◆ **Exercise details**:
Retype the records below word for word and omit any image.

◆ **Collected data**:
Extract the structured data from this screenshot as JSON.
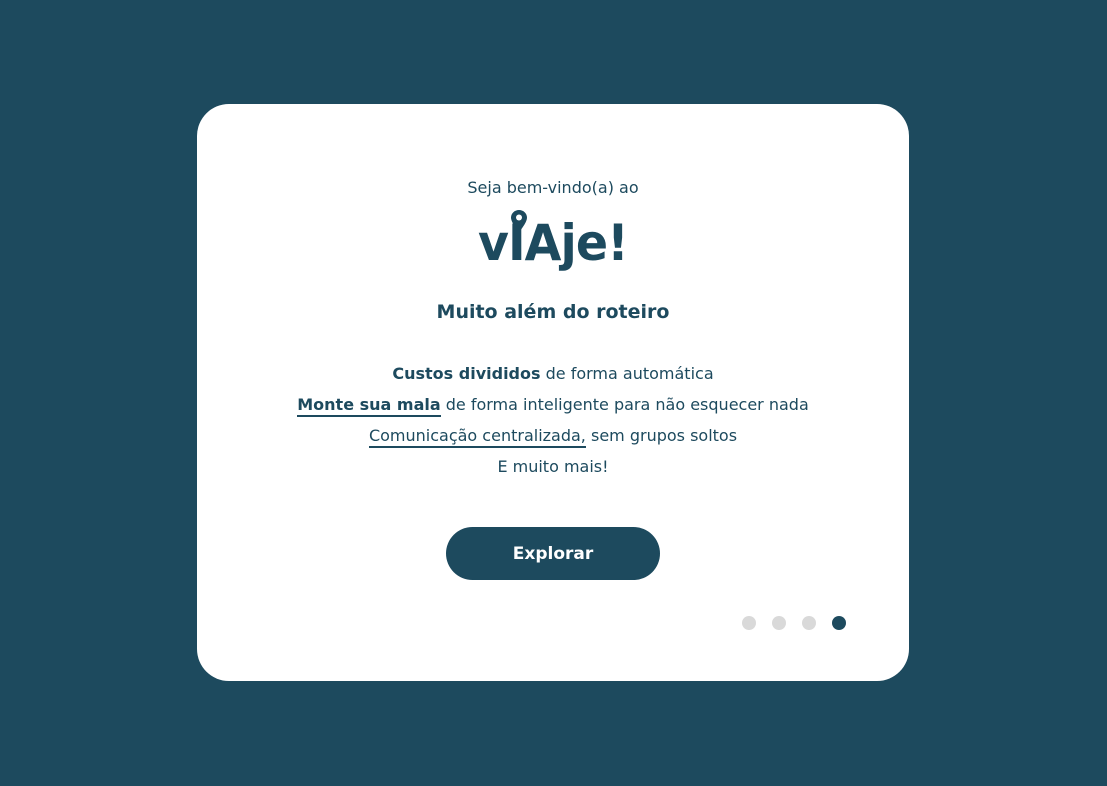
{
  "colors": {
    "background": "#1d4a5e",
    "card": "#ffffff",
    "accent": "#1d4a5e",
    "dot_inactive": "#d9d9d9"
  },
  "welcome": {
    "greeting": "Seja bem-vindo(a) ao",
    "logo_text": "vIAje!",
    "logo_icon": "location-pin-icon",
    "tagline": "Muito além do roteiro"
  },
  "features": [
    {
      "highlight": "Custos divididos",
      "rest": " de forma automática"
    },
    {
      "highlight": "Monte sua mala",
      "rest": " de forma inteligente para não esquecer nada"
    },
    {
      "highlight": "Comunicação centralizada,",
      "rest": " sem grupos soltos"
    },
    {
      "highlight": "",
      "rest": "E muito mais!"
    }
  ],
  "cta": {
    "explore_label": "Explorar"
  },
  "pagination": {
    "total": 4,
    "current": 4
  }
}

◆ **Task response**:
Extract the structured data from this screenshot as JSON.
{
  "colors": {
    "background": "#1d4a5e",
    "card": "#ffffff",
    "accent": "#1d4a5e",
    "dot_inactive": "#d9d9d9"
  },
  "welcome": {
    "greeting": "Seja bem-vindo(a) ao",
    "logo_text": "vIAje!",
    "logo_icon": "location-pin-icon",
    "tagline": "Muito além do roteiro"
  },
  "features": [
    {
      "highlight": "Custos divididos",
      "rest": " de forma automática"
    },
    {
      "highlight": "Monte sua mala",
      "rest": " de forma inteligente para não esquecer nada"
    },
    {
      "highlight": "Comunicação centralizada,",
      "rest": " sem grupos soltos"
    },
    {
      "highlight": "",
      "rest": "E muito mais!"
    }
  ],
  "cta": {
    "explore_label": "Explorar"
  },
  "pagination": {
    "total": 4,
    "current": 4
  }
}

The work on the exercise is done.